Data entries
● ● ● ● ●

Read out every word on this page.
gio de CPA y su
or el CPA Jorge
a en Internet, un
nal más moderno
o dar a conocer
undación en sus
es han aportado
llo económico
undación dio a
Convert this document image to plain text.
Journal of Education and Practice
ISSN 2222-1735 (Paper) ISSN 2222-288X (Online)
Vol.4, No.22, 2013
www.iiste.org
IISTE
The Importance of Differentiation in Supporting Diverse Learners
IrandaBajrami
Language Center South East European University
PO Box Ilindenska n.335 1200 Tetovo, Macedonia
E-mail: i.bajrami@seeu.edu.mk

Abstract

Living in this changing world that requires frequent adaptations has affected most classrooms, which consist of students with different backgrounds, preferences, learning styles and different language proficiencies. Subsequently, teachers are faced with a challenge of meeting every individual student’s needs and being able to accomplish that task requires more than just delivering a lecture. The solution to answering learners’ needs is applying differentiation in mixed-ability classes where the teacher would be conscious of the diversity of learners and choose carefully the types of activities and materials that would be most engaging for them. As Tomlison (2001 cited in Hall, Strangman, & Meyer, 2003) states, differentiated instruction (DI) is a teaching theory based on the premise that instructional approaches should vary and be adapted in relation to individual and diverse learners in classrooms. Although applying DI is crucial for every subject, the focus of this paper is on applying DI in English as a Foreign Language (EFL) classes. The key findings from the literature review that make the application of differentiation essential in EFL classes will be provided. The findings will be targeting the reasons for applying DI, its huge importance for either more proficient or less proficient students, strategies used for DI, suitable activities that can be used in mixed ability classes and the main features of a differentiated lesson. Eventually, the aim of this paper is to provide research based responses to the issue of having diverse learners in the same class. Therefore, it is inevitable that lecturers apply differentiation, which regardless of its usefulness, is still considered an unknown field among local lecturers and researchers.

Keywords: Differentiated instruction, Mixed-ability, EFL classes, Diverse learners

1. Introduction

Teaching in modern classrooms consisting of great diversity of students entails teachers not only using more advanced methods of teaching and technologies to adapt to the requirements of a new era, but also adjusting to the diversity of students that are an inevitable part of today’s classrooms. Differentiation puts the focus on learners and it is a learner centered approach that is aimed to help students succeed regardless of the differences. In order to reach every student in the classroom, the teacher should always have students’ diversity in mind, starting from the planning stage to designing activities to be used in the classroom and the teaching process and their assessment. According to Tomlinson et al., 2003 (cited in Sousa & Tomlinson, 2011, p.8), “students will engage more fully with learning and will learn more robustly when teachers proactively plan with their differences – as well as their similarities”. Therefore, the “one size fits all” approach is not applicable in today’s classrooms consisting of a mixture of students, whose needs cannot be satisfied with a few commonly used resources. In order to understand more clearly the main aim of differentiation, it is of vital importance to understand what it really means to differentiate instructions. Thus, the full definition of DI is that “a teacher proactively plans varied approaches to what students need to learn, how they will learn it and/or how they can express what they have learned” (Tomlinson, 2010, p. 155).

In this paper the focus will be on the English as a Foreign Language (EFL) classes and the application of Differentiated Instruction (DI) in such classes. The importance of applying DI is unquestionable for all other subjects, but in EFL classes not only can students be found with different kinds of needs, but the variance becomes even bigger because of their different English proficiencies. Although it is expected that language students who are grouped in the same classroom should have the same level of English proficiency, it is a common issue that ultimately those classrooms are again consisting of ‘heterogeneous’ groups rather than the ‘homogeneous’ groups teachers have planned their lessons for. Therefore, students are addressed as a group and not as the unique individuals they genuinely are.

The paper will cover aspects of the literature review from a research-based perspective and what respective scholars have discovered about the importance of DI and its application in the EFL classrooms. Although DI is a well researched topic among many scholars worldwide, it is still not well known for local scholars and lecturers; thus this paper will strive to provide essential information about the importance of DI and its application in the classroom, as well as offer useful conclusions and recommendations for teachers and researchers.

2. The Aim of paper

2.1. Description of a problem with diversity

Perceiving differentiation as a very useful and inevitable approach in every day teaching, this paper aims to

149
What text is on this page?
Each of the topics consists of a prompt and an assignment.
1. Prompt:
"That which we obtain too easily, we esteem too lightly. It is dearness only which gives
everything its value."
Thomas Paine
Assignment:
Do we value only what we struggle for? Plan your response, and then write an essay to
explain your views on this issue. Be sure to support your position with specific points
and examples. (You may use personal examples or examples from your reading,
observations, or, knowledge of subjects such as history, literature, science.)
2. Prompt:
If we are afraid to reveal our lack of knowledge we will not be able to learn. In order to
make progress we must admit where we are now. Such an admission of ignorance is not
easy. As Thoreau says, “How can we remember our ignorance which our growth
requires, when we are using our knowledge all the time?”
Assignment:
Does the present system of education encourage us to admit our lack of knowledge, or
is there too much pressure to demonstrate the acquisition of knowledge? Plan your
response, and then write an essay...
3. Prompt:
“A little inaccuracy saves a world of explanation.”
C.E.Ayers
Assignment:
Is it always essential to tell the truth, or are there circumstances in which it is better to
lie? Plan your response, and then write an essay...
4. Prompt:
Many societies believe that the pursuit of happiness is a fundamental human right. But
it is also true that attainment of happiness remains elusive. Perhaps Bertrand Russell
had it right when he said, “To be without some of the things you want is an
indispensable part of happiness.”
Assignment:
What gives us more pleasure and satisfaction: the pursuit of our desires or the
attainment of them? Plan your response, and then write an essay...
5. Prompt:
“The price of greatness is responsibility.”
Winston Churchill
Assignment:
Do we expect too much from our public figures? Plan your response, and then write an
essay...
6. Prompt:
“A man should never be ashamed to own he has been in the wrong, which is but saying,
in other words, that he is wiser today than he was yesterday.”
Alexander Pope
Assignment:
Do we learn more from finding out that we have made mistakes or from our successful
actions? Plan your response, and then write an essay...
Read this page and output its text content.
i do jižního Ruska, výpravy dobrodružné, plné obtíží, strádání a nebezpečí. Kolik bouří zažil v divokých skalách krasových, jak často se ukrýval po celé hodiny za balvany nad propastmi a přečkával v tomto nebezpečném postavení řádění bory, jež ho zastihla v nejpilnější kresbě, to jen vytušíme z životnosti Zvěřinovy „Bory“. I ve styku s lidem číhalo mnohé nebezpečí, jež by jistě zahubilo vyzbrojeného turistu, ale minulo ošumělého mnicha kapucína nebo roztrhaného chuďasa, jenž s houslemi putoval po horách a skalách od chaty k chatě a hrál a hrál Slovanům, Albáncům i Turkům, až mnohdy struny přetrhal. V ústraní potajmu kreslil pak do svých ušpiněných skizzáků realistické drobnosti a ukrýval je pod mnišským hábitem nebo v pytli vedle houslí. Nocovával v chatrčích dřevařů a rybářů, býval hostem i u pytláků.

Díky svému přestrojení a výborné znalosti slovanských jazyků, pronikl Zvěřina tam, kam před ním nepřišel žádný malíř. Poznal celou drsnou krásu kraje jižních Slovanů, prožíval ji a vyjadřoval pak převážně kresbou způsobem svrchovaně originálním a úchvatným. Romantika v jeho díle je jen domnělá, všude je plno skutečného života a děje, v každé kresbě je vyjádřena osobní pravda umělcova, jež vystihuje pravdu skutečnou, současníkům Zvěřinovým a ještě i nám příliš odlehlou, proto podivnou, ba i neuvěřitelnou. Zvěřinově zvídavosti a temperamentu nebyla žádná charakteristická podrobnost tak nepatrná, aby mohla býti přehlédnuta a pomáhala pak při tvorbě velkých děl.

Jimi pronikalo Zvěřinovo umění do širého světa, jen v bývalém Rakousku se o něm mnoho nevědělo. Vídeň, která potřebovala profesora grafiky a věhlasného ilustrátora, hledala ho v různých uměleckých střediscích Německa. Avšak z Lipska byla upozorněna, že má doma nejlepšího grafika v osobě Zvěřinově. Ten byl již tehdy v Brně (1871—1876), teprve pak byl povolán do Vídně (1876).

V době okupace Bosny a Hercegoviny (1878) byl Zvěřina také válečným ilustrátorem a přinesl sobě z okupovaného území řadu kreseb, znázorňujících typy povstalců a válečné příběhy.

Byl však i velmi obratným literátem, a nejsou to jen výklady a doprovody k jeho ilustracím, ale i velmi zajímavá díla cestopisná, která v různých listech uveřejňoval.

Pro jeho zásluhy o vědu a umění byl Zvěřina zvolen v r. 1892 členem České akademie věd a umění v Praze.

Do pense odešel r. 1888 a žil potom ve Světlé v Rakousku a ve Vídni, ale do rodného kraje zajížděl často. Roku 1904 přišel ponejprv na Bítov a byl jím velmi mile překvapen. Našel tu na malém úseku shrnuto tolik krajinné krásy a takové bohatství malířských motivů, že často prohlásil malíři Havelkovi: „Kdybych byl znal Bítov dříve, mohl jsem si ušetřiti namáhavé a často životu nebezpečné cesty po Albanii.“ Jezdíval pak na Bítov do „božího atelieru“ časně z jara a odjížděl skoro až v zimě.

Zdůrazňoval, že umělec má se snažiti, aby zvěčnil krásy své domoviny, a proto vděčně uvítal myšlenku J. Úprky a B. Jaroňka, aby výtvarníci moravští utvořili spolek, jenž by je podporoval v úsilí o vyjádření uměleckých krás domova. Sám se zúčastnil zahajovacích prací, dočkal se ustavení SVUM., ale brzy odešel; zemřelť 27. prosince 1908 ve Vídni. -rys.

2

● ● ● ● ●

## SET PROBLEM
List all lines holding the string "lack".

## SOLUTION
If we are afraid to reveal our lack of knowledge we will not be able to learn. In order to
Does the present system of education encourage us to admit our lack of knowledge, or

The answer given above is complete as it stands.